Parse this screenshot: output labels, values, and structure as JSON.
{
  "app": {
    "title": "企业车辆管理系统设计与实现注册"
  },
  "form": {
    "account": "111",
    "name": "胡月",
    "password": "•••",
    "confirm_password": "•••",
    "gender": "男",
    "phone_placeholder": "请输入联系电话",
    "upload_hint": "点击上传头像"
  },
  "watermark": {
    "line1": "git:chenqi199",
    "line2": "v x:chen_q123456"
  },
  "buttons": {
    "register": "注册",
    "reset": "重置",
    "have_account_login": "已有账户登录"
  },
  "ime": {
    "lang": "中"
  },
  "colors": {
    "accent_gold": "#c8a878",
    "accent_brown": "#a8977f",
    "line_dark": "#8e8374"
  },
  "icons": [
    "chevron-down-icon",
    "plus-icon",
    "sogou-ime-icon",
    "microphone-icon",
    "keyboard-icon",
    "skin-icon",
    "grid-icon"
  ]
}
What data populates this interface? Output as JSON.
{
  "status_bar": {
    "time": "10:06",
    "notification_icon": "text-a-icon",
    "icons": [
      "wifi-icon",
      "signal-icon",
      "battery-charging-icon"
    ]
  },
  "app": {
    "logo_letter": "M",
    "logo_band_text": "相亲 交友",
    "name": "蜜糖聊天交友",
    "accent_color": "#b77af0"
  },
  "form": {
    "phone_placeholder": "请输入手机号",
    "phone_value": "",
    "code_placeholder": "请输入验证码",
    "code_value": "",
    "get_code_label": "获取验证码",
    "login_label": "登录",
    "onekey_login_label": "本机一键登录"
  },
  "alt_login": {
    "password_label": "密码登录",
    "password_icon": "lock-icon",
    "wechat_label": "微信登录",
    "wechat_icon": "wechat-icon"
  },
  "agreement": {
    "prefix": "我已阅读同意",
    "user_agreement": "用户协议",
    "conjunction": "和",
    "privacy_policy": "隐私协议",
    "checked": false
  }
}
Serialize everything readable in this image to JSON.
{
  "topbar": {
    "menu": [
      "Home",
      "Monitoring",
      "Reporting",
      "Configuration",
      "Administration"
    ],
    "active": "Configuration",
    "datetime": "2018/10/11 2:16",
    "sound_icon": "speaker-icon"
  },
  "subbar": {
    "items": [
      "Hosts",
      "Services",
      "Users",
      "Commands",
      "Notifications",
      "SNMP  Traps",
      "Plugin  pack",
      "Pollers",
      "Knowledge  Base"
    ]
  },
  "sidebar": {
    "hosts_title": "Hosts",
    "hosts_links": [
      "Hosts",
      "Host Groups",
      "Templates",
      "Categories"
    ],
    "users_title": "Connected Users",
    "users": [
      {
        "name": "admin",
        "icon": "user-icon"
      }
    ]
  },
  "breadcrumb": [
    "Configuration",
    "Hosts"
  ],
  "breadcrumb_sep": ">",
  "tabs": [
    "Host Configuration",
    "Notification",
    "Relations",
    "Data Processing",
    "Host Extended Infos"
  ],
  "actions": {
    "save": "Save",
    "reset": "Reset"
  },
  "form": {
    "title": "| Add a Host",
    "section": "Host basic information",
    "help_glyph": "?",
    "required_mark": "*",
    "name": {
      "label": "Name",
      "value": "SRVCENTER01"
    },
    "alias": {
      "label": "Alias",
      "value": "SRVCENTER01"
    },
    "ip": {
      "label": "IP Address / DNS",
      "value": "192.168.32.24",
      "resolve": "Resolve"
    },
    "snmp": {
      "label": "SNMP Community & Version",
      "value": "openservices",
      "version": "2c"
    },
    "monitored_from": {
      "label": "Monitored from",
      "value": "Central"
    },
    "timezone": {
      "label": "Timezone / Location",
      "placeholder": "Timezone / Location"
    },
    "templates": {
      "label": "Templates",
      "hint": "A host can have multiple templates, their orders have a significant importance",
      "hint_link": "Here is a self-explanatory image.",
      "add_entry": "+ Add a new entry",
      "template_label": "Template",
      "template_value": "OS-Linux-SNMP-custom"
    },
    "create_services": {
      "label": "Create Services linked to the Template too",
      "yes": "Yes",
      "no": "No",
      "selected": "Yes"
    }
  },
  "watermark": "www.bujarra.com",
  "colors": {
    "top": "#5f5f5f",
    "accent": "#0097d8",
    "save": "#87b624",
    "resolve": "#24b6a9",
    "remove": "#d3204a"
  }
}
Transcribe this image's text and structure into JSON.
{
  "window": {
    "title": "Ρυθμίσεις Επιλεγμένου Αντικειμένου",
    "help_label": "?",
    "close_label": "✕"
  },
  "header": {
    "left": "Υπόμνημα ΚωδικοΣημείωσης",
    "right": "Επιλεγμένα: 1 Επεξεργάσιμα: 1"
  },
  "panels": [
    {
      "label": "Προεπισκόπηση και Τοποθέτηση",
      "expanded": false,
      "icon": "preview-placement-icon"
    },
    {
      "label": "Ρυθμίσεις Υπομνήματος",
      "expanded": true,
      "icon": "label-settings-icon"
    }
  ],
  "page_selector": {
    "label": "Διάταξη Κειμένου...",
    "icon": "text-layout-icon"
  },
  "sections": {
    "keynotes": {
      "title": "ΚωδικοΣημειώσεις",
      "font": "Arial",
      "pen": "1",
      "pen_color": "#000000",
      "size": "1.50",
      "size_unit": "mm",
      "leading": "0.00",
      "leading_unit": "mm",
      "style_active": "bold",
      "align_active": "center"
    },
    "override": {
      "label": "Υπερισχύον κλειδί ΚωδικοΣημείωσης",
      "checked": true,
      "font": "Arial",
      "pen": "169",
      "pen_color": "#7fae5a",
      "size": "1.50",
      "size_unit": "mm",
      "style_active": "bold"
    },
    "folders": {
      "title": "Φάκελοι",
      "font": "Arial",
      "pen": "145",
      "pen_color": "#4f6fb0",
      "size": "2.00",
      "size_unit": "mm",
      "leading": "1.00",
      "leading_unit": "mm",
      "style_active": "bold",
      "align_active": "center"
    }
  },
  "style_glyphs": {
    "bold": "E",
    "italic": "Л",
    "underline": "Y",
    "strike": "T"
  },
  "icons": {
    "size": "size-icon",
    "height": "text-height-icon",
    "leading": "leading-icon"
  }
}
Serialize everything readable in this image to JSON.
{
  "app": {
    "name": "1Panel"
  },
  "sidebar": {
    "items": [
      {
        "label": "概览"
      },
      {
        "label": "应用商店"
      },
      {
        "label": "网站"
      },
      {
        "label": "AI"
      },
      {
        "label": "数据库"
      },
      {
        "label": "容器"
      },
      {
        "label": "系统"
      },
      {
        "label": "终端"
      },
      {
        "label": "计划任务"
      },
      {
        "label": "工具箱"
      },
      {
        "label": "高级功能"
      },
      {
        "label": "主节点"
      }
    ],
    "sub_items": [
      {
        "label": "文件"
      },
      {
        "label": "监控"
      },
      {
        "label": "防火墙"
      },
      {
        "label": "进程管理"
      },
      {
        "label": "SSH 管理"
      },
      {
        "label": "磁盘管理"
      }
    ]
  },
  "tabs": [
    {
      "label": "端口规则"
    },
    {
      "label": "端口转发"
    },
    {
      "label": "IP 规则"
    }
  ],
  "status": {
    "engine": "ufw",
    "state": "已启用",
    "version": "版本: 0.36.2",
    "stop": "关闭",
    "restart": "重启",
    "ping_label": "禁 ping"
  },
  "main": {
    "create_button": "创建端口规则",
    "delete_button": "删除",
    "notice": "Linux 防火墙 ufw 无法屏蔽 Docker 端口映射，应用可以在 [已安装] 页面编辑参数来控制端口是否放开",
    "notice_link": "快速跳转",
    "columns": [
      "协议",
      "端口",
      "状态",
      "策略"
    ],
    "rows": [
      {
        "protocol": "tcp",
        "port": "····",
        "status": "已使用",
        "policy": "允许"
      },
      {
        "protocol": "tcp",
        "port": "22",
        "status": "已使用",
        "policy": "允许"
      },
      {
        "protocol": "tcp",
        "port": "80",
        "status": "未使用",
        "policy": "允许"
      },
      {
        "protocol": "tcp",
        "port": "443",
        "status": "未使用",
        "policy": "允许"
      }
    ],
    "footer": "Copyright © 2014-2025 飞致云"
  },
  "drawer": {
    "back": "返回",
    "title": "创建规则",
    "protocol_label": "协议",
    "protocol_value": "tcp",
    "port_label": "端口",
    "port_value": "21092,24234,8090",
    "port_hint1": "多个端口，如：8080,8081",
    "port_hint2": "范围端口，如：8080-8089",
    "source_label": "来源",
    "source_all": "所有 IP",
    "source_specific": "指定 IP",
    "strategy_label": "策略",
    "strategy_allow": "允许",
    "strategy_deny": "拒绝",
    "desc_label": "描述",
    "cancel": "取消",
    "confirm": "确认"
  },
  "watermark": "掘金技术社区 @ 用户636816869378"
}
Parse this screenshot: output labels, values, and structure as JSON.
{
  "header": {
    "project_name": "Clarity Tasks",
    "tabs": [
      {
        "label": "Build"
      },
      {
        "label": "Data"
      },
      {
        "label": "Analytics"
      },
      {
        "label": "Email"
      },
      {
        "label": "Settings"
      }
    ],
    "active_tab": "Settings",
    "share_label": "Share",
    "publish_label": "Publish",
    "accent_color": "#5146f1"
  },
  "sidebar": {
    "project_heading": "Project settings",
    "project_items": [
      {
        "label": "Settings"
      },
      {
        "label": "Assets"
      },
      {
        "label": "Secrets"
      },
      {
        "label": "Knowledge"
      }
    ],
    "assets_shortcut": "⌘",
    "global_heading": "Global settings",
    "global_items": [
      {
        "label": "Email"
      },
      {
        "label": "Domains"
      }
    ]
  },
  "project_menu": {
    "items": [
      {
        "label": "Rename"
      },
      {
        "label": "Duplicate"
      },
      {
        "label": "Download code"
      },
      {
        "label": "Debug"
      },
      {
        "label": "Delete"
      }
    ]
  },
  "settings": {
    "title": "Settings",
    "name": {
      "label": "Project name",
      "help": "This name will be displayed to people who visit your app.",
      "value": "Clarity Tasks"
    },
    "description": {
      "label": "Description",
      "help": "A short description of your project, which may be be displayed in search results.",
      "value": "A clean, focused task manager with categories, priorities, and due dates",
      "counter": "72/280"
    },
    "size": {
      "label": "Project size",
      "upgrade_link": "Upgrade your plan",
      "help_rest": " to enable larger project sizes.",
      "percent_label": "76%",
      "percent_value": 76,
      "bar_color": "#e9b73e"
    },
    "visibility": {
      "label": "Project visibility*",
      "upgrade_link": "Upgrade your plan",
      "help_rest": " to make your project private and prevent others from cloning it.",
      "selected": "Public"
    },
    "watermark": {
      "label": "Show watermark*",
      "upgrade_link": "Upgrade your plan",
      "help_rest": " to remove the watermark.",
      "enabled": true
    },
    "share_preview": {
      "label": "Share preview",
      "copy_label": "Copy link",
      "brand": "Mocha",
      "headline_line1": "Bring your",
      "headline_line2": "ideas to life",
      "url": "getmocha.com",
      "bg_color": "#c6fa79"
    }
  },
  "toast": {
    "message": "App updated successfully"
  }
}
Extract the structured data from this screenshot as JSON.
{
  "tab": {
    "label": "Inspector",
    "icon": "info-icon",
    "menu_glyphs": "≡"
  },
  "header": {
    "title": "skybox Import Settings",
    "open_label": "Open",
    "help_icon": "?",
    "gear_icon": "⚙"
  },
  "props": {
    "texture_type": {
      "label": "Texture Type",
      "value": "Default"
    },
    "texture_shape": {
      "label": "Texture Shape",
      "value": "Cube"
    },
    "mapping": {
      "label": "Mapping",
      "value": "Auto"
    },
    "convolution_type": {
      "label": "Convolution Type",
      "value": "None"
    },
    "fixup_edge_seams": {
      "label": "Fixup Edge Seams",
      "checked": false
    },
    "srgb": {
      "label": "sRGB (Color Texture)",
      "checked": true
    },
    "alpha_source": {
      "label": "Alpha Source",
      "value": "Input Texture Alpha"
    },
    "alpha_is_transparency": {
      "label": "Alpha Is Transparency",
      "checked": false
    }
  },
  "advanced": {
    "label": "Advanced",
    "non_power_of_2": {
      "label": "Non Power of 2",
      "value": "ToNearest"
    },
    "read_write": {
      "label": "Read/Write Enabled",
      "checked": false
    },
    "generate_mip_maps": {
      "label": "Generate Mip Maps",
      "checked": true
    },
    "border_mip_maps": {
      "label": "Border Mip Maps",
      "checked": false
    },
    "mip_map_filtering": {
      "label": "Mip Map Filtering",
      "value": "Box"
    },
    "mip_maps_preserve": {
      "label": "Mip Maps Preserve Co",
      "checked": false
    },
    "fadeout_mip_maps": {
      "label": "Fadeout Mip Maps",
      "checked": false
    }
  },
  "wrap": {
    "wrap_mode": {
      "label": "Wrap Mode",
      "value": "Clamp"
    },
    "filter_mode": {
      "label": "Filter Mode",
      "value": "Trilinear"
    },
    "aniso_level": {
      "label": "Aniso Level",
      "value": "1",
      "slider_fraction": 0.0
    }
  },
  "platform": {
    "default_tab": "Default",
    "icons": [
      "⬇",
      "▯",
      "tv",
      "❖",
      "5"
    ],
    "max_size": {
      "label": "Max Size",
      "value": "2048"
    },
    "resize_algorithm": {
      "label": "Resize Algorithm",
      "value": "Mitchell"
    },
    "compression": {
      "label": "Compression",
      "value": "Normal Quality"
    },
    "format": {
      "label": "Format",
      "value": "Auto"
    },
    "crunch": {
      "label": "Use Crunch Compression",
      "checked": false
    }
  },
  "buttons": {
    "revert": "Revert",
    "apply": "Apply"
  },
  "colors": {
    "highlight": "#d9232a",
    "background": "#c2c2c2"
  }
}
______
__What is being asked__:
Say how many lines in the records above hold "JSON", and give no other text.

__Response below__:
7